** START DATA EXCERPTS **
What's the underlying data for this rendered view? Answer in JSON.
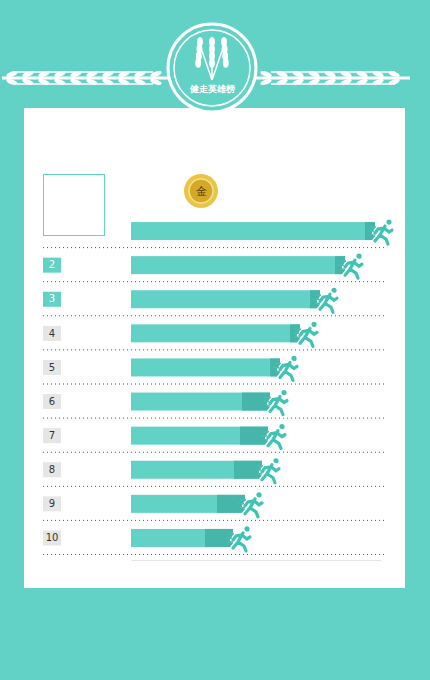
{
  "chart_data": {
    "type": "bar",
    "orientation": "horizontal",
    "title": "健走英雄榜",
    "categories": [
      null,
      "2",
      "3",
      "4",
      "5",
      "6",
      "7",
      "8",
      "9",
      "10"
    ],
    "values": [
      244,
      214,
      189,
      169,
      149,
      139,
      137,
      131,
      114,
      102
    ],
    "color": "#62d2c6",
    "xlim": [
      0,
      250
    ],
    "tick_labels": "y",
    "grid": false,
    "data_labels": false,
    "annotations": [
      "金"
    ]
  }
}
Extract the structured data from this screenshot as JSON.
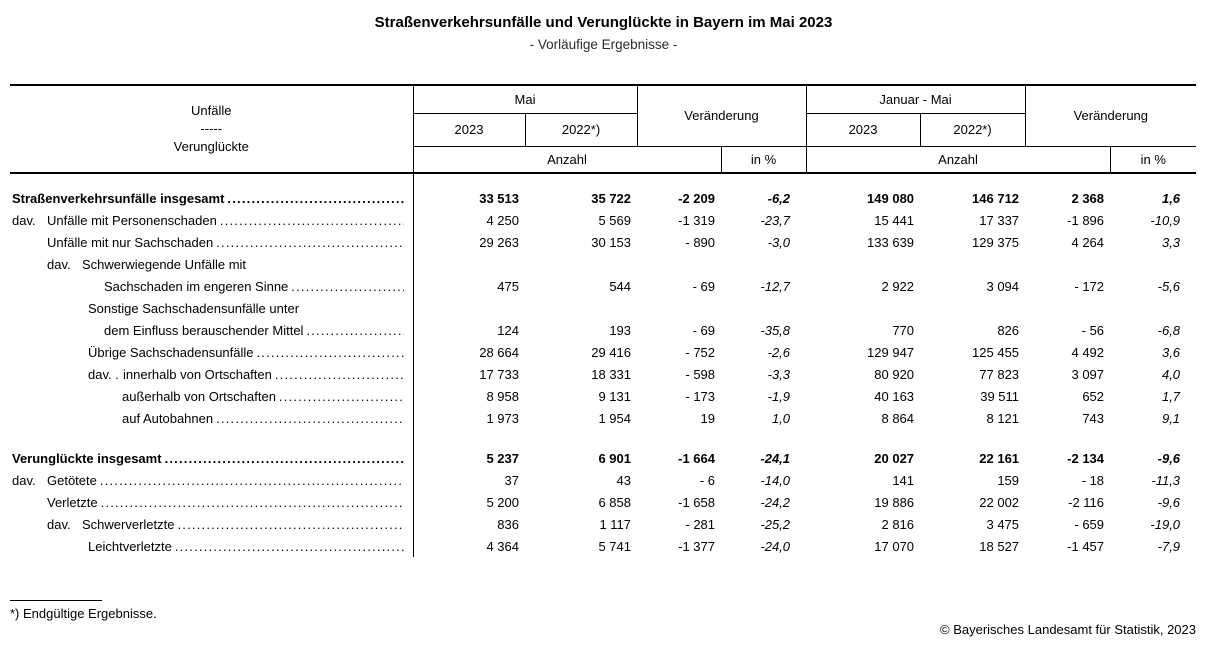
{
  "title": "Straßenverkehrsunfälle und Verunglückte in Bayern im Mai 2023",
  "subtitle": "- Vorläufige Ergebnisse -",
  "table": {
    "header": {
      "col1_line1": "Unfälle",
      "col1_line2": "-----",
      "col1_line3": "Verunglückte",
      "period1": "Mai",
      "period2": "Januar - Mai",
      "year_current": "2023",
      "year_previous": "2022*)",
      "change": "Veränderung",
      "count_label": "Anzahl",
      "percent_label": "in %"
    },
    "rows": [
      {
        "label": "Straßenverkehrsunfälle insgesamt",
        "indent": "0",
        "bold": true,
        "leader": true,
        "values": [
          "33 513",
          "35 722",
          "-2 209",
          "-6,2",
          "149 080",
          "146 712",
          "2 368",
          "1,6"
        ]
      },
      {
        "label": "Unfälle mit Personenschaden",
        "prefix": "dav.",
        "indent": "0",
        "bold": false,
        "leader": true,
        "values": [
          "4 250",
          "5 569",
          "-1 319",
          "-23,7",
          "15 441",
          "17 337",
          "-1 896",
          "-10,9"
        ]
      },
      {
        "label": "Unfälle mit nur Sachschaden",
        "indent": "1",
        "bold": false,
        "leader": true,
        "values": [
          "29 263",
          "30 153",
          "- 890",
          "-3,0",
          "133 639",
          "129 375",
          "4 264",
          "3,3"
        ]
      },
      {
        "label": "Schwerwiegende Unfälle mit",
        "prefix": "dav.",
        "indent": "1",
        "bold": false,
        "leader": false,
        "values": []
      },
      {
        "label": "Sachschaden im engeren Sinne",
        "indent": "2b",
        "bold": false,
        "leader": true,
        "values": [
          "475",
          "544",
          "- 69",
          "-12,7",
          "2 922",
          "3 094",
          "- 172",
          "-5,6"
        ]
      },
      {
        "label": "Sonstige Sachschadensunfälle unter",
        "indent": "2",
        "bold": false,
        "leader": false,
        "values": []
      },
      {
        "label": "dem Einfluss berauschender Mittel",
        "indent": "2b",
        "bold": false,
        "leader": true,
        "values": [
          "124",
          "193",
          "- 69",
          "-35,8",
          "770",
          "826",
          "- 56",
          "-6,8"
        ]
      },
      {
        "label": "Übrige Sachschadensunfälle",
        "indent": "2",
        "bold": false,
        "leader": true,
        "values": [
          "28 664",
          "29 416",
          "- 752",
          "-2,6",
          "129 947",
          "125 455",
          "4 492",
          "3,6"
        ]
      },
      {
        "label": "innerhalb von Ortschaften",
        "prefix": "dav. .",
        "indent": "2",
        "bold": false,
        "leader": true,
        "values": [
          "17 733",
          "18 331",
          "- 598",
          "-3,3",
          "80 920",
          "77 823",
          "3 097",
          "4,0"
        ]
      },
      {
        "label": "außerhalb von Ortschaften",
        "indent": "3",
        "bold": false,
        "leader": true,
        "values": [
          "8 958",
          "9 131",
          "- 173",
          "-1,9",
          "40 163",
          "39 511",
          "652",
          "1,7"
        ]
      },
      {
        "label": "auf Autobahnen",
        "indent": "3",
        "bold": false,
        "leader": true,
        "values": [
          "1 973",
          "1 954",
          "19",
          "1,0",
          "8 864",
          "8 121",
          "743",
          "9,1"
        ]
      },
      {
        "label": "Verunglückte insgesamt",
        "indent": "0",
        "bold": true,
        "leader": true,
        "spacer_before": true,
        "values": [
          "5 237",
          "6 901",
          "-1 664",
          "-24,1",
          "20 027",
          "22 161",
          "-2 134",
          "-9,6"
        ]
      },
      {
        "label": "Getötete",
        "prefix": "dav.",
        "indent": "0",
        "bold": false,
        "leader": true,
        "values": [
          "37",
          "43",
          "- 6",
          "-14,0",
          "141",
          "159",
          "- 18",
          "-11,3"
        ]
      },
      {
        "label": "Verletzte",
        "indent": "1",
        "bold": false,
        "leader": true,
        "values": [
          "5 200",
          "6 858",
          "-1 658",
          "-24,2",
          "19 886",
          "22 002",
          "-2 116",
          "-9,6"
        ]
      },
      {
        "label": "Schwerverletzte",
        "prefix": "dav.",
        "indent": "1",
        "bold": false,
        "leader": true,
        "values": [
          "836",
          "1 117",
          "- 281",
          "-25,2",
          "2 816",
          "3 475",
          "- 659",
          "-19,0"
        ]
      },
      {
        "label": "Leichtverletzte",
        "indent": "2",
        "bold": false,
        "leader": true,
        "values": [
          "4 364",
          "5 741",
          "-1 377",
          "-24,0",
          "17 070",
          "18 527",
          "-1 457",
          "-7,9"
        ]
      }
    ]
  },
  "footnote": "*) Endgültige Ergebnisse.",
  "copyright": "© Bayerisches Landesamt für Statistik, 2023"
}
** END DATA EXCERPTS **
WHAT IS BEING ASKED
Restate the data above exactly, stripping out each image.

RESPONSE BELOW
What's the underlying data for this rendered view? Answer in JSON.
{
  "chart_data": {
    "type": "bar",
    "orientation": "horizontal",
    "title": "健走英雄榜",
    "categories": [
      null,
      "2",
      "3",
      "4",
      "5",
      "6",
      "7",
      "8",
      "9",
      "10"
    ],
    "values": [
      244,
      214,
      189,
      169,
      149,
      139,
      137,
      131,
      114,
      102
    ],
    "color": "#62d2c6",
    "xlim": [
      0,
      250
    ],
    "tick_labels": "y",
    "grid": false,
    "data_labels": false,
    "annotations": [
      "金"
    ]
  }
}
Extract the structured data from this screenshot as JSON.
{
  "title": "Straßenverkehrsunfälle und Verunglückte in Bayern im Mai 2023",
  "subtitle": "- Vorläufige Ergebnisse -",
  "table": {
    "header": {
      "col1_line1": "Unfälle",
      "col1_line2": "-----",
      "col1_line3": "Verunglückte",
      "period1": "Mai",
      "period2": "Januar - Mai",
      "year_current": "2023",
      "year_previous": "2022*)",
      "change": "Veränderung",
      "count_label": "Anzahl",
      "percent_label": "in %"
    },
    "rows": [
      {
        "label": "Straßenverkehrsunfälle insgesamt",
        "indent": "0",
        "bold": true,
        "leader": true,
        "values": [
          "33 513",
          "35 722",
          "-2 209",
          "-6,2",
          "149 080",
          "146 712",
          "2 368",
          "1,6"
        ]
      },
      {
        "label": "Unfälle mit Personenschaden",
        "prefix": "dav.",
        "indent": "0",
        "bold": false,
        "leader": true,
        "values": [
          "4 250",
          "5 569",
          "-1 319",
          "-23,7",
          "15 441",
          "17 337",
          "-1 896",
          "-10,9"
        ]
      },
      {
        "label": "Unfälle mit nur Sachschaden",
        "indent": "1",
        "bold": false,
        "leader": true,
        "values": [
          "29 263",
          "30 153",
          "- 890",
          "-3,0",
          "133 639",
          "129 375",
          "4 264",
          "3,3"
        ]
      },
      {
        "label": "Schwerwiegende Unfälle mit",
        "prefix": "dav.",
        "indent": "1",
        "bold": false,
        "leader": false,
        "values": []
      },
      {
        "label": "Sachschaden im engeren Sinne",
        "indent": "2b",
        "bold": false,
        "leader": true,
        "values": [
          "475",
          "544",
          "- 69",
          "-12,7",
          "2 922",
          "3 094",
          "- 172",
          "-5,6"
        ]
      },
      {
        "label": "Sonstige Sachschadensunfälle unter",
        "indent": "2",
        "bold": false,
        "leader": false,
        "values": []
      },
      {
        "label": "dem Einfluss berauschender Mittel",
        "indent": "2b",
        "bold": false,
        "leader": true,
        "values": [
          "124",
          "193",
          "- 69",
          "-35,8",
          "770",
          "826",
          "- 56",
          "-6,8"
        ]
      },
      {
        "label": "Übrige Sachschadensunfälle",
        "indent": "2",
        "bold": false,
        "leader": true,
        "values": [
          "28 664",
          "29 416",
          "- 752",
          "-2,6",
          "129 947",
          "125 455",
          "4 492",
          "3,6"
        ]
      },
      {
        "label": "innerhalb von Ortschaften",
        "prefix": "dav. .",
        "indent": "2",
        "bold": false,
        "leader": true,
        "values": [
          "17 733",
          "18 331",
          "- 598",
          "-3,3",
          "80 920",
          "77 823",
          "3 097",
          "4,0"
        ]
      },
      {
        "label": "außerhalb von Ortschaften",
        "indent": "3",
        "bold": false,
        "leader": true,
        "values": [
          "8 958",
          "9 131",
          "- 173",
          "-1,9",
          "40 163",
          "39 511",
          "652",
          "1,7"
        ]
      },
      {
        "label": "auf Autobahnen",
        "indent": "3",
        "bold": false,
        "leader": true,
        "values": [
          "1 973",
          "1 954",
          "19",
          "1,0",
          "8 864",
          "8 121",
          "743",
          "9,1"
        ]
      },
      {
        "label": "Verunglückte insgesamt",
        "indent": "0",
        "bold": true,
        "leader": true,
        "spacer_before": true,
        "values": [
          "5 237",
          "6 901",
          "-1 664",
          "-24,1",
          "20 027",
          "22 161",
          "-2 134",
          "-9,6"
        ]
      },
      {
        "label": "Getötete",
        "prefix": "dav.",
        "indent": "0",
        "bold": false,
        "leader": true,
        "values": [
          "37",
          "43",
          "- 6",
          "-14,0",
          "141",
          "159",
          "- 18",
          "-11,3"
        ]
      },
      {
        "label": "Verletzte",
        "indent": "1",
        "bold": false,
        "leader": true,
        "values": [
          "5 200",
          "6 858",
          "-1 658",
          "-24,2",
          "19 886",
          "22 002",
          "-2 116",
          "-9,6"
        ]
      },
      {
        "label": "Schwerverletzte",
        "prefix": "dav.",
        "indent": "1",
        "bold": false,
        "leader": true,
        "values": [
          "836",
          "1 117",
          "- 281",
          "-25,2",
          "2 816",
          "3 475",
          "- 659",
          "-19,0"
        ]
      },
      {
        "label": "Leichtverletzte",
        "indent": "2",
        "bold": false,
        "leader": true,
        "values": [
          "4 364",
          "5 741",
          "-1 377",
          "-24,0",
          "17 070",
          "18 527",
          "-1 457",
          "-7,9"
        ]
      }
    ]
  },
  "footnote": "*) Endgültige Ergebnisse.",
  "copyright": "© Bayerisches Landesamt für Statistik, 2023"
}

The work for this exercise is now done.